What you are asked to do: Wherever the string "husband" appears in the listing, copy that line.

======== Data for this task

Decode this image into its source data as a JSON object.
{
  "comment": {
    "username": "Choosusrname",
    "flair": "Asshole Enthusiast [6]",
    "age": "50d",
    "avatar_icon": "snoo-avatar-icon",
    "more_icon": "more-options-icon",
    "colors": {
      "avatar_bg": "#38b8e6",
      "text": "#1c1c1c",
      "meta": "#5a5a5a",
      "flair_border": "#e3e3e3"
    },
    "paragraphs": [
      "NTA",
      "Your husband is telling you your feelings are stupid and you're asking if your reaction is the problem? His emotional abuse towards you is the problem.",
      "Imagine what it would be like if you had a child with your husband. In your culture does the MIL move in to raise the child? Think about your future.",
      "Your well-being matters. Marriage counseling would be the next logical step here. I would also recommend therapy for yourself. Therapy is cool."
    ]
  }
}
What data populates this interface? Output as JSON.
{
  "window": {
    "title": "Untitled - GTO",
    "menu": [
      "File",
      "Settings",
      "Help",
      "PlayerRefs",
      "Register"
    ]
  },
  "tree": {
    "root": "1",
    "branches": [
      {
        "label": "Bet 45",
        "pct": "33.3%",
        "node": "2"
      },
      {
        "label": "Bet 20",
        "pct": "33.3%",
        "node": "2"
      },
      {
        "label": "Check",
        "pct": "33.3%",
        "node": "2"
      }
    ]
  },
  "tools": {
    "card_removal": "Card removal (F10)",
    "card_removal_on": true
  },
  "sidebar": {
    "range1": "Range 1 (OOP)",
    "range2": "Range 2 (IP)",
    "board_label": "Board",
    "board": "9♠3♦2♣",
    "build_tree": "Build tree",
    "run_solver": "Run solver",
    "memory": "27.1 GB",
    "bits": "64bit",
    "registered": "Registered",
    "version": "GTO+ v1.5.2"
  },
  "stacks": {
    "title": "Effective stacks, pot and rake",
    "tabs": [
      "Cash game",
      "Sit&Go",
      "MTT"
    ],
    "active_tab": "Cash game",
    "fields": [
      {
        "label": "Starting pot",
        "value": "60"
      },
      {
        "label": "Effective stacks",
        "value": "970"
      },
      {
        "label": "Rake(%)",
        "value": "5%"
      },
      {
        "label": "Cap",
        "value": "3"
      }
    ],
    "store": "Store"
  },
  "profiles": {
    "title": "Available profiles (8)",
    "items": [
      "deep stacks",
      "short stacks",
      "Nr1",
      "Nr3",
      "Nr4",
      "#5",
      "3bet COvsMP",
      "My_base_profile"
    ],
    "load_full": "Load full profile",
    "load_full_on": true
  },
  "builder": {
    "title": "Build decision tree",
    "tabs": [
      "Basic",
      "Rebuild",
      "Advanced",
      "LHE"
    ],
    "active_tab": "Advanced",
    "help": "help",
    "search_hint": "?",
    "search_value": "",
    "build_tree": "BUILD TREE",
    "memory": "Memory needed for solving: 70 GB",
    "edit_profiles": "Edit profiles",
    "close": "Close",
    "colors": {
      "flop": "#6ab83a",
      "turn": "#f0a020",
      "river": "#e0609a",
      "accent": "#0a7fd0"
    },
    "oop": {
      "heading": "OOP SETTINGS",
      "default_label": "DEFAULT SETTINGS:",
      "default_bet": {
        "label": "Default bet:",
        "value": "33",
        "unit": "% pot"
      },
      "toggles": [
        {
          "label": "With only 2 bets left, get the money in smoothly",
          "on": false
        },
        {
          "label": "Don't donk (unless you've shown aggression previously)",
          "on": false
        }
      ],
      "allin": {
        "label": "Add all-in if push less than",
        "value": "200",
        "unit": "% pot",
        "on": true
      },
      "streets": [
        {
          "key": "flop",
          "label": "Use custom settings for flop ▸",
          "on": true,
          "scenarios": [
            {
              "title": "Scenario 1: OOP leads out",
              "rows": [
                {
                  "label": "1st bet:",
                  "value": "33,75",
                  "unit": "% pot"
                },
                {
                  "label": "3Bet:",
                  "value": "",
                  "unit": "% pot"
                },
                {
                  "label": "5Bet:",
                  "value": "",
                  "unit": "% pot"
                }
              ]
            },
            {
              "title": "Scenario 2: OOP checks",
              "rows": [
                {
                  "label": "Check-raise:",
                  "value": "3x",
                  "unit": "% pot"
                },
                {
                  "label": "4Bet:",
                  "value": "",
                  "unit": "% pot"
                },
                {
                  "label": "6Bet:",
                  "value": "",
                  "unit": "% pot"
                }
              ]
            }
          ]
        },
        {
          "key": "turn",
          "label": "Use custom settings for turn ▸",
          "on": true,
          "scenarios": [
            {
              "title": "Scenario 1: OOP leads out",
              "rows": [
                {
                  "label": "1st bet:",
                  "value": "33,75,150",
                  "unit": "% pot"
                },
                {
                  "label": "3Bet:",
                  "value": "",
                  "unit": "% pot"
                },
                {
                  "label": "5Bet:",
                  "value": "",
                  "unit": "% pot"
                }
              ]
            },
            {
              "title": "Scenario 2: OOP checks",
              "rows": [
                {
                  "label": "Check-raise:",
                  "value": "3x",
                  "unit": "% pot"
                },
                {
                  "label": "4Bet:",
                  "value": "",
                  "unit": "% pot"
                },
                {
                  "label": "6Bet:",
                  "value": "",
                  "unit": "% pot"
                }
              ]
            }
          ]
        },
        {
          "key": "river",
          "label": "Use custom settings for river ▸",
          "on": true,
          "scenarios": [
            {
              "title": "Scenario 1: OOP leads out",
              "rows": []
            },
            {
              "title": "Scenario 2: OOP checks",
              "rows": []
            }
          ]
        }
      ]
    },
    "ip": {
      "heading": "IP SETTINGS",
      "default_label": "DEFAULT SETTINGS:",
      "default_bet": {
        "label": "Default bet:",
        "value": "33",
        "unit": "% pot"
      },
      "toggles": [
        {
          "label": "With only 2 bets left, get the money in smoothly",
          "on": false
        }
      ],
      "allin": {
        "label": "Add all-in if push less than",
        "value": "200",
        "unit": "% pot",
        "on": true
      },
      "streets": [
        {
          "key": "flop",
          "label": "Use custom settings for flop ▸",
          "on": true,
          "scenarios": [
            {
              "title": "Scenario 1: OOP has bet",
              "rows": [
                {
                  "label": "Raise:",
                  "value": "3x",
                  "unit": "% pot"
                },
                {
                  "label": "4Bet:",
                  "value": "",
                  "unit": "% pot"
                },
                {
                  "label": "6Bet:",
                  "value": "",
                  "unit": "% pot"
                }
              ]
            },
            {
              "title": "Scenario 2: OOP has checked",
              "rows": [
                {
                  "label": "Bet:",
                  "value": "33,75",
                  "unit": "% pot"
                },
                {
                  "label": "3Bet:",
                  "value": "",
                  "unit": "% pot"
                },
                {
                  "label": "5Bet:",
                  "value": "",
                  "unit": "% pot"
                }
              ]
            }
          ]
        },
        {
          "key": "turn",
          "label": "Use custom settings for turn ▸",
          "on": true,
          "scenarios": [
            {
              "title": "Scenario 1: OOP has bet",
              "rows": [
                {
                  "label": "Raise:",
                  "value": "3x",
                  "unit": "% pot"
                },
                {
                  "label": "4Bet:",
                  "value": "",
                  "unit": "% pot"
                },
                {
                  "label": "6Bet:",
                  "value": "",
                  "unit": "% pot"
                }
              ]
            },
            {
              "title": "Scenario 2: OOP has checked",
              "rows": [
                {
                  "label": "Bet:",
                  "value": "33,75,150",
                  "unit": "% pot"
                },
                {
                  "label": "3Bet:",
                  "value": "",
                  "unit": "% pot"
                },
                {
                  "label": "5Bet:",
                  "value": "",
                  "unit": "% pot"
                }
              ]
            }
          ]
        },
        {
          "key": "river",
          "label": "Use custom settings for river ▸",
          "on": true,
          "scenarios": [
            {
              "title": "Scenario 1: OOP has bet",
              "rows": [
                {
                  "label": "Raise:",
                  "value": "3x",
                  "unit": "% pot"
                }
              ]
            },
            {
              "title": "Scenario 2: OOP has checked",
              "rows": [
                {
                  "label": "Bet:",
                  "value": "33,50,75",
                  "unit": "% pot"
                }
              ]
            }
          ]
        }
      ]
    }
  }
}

================

Response to this exercise:
      "Your husband is telling you your feelings are stupid and you're asking if your reaction is the problem? His emotional abuse towards you is the problem.",
      "Imagine what it would be like if you had a child with your husband. In your culture does the MIL move in to raise the child? Think about your future.",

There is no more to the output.